• [Work required]
Go through the records underneath and count the lines that include the string "displayed". Give nothing but the number.

## Start Excerpted records

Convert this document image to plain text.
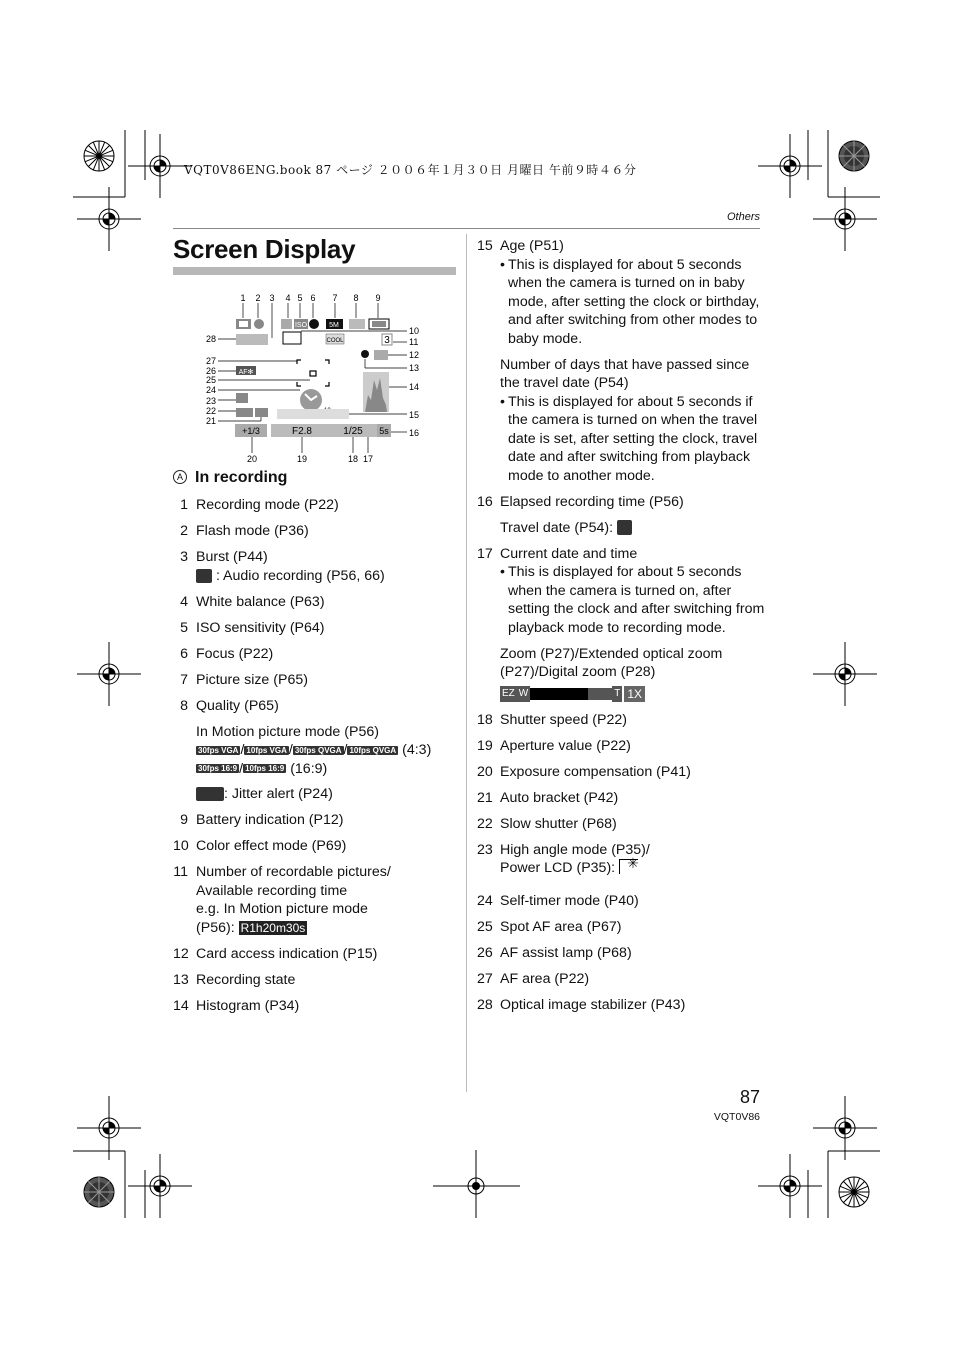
VQT0V86ENG.book 87 ページ ２００６年１月３０日 月曜日 午前９時４６分
Others
Screen Display
1 2 3 4 5 6 7 8 9
ISO	5M
COOL	3
AF✻
+1/3	F2.8	1/25 5s
10
11
12
13
14
15
16
28
27
26
25
24
23
22
21
20	19	18 17
A In recording
1 Recording mode (P22)
2 Flash mode (P36)
3 Burst (P44)
: Audio recording (P56, 66)
4 White balance (P63)
5 ISO sensitivity (P64)
6 Focus (P22)
7 Picture size (P65)
8 Quality (P65)
In Motion picture mode (P56)
30fps VGA / 10fps VGA / 30fps QVGA / 10fps QVGA (4:3)
30fps 16:9 / 10fps 16:9 (16:9)
: Jitter alert (P24)
9 Battery indication (P12)
10 Color effect mode (P69)
11 Number of recordable pictures/
Available recording time
e.g. In Motion picture mode
(P56): R1h20m30s
12 Card access indication (P15)
13 Recording state
14 Histogram (P34)
15 Age (P51)
• This is displayed for about 5 seconds when the camera is turned on in baby mode, after setting the clock or birthday, and after switching from other modes to baby mode.
Number of days that have passed since the travel date (P54)
• This is displayed for about 5 seconds if the camera is turned on when the travel date is set, after setting the clock, travel date and after switching from playback mode to another mode.
16 Elapsed recording time (P56)
Travel date (P54):
17 Current date and time
• This is displayed for about 5 seconds when the camera is turned on, after setting the clock and after switching from playback mode to recording mode.
Zoom (P27)/Extended optical zoom (P27)/Digital zoom (P28)
EZ W	T 1X
18 Shutter speed (P22)
19 Aperture value (P22)
20 Exposure compensation (P41)
21 Auto bracket (P42)
22 Slow shutter (P68)
23 High angle mode (P35)/
Power LCD (P35): ✳
24 Self-timer mode (P40)
25 Spot AF area (P67)
26 AF assist lamp (P68)
27 AF area (P22)
28 Optical image stabilizer (P43)
87
VQT0V86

## End Excerpted records

• [The result]
3